### EXERCISE GOAL
Write out all the material exactly. Leave nothing out.

── RECORDS SHOWN

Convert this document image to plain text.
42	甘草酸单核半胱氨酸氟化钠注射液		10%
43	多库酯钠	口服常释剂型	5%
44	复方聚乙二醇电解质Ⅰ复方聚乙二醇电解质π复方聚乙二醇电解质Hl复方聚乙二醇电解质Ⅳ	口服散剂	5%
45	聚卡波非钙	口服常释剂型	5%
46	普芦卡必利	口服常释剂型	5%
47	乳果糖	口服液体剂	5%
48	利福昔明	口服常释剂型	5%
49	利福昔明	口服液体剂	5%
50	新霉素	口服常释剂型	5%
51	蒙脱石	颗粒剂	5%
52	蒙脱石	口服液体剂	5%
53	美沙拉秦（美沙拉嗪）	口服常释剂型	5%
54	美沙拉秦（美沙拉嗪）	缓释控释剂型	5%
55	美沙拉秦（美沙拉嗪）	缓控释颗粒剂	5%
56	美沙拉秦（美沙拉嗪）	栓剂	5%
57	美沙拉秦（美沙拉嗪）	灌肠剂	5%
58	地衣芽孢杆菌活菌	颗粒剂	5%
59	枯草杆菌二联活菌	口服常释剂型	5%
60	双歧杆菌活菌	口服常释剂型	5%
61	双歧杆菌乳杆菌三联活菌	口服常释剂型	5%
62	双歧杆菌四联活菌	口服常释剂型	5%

────

### TASK RESPONSE
Convert this document image to plain text.
42	甘草酸单核半胱氨酸氟化钠注射液		10%
43	多库酯钠	口服常释剂型	5%
44	复方聚乙二醇电解质Ⅰ复方聚乙二醇电解质π复方聚乙二醇电解质Hl复方聚乙二醇电解质Ⅳ	口服散剂	5%
45	聚卡波非钙	口服常释剂型	5%
46	普芦卡必利	口服常释剂型	5%
47	乳果糖	口服液体剂	5%
48	利福昔明	口服常释剂型	5%
49	利福昔明	口服液体剂	5%
50	新霉素	口服常释剂型	5%
51	蒙脱石	颗粒剂	5%
52	蒙脱石	口服液体剂	5%
53	美沙拉秦（美沙拉嗪）	口服常释剂型	5%
54	美沙拉秦（美沙拉嗪）	缓释控释剂型	5%
55	美沙拉秦（美沙拉嗪）	缓控释颗粒剂	5%
56	美沙拉秦（美沙拉嗪）	栓剂	5%
57	美沙拉秦（美沙拉嗪）	灌肠剂	5%
58	地衣芽孢杆菌活菌	颗粒剂	5%
59	枯草杆菌二联活菌	口服常释剂型	5%
60	双歧杆菌活菌	口服常释剂型	5%
61	双歧杆菌乳杆菌三联活菌	口服常释剂型	5%
62	双歧杆菌四联活菌	口服常释剂型	5%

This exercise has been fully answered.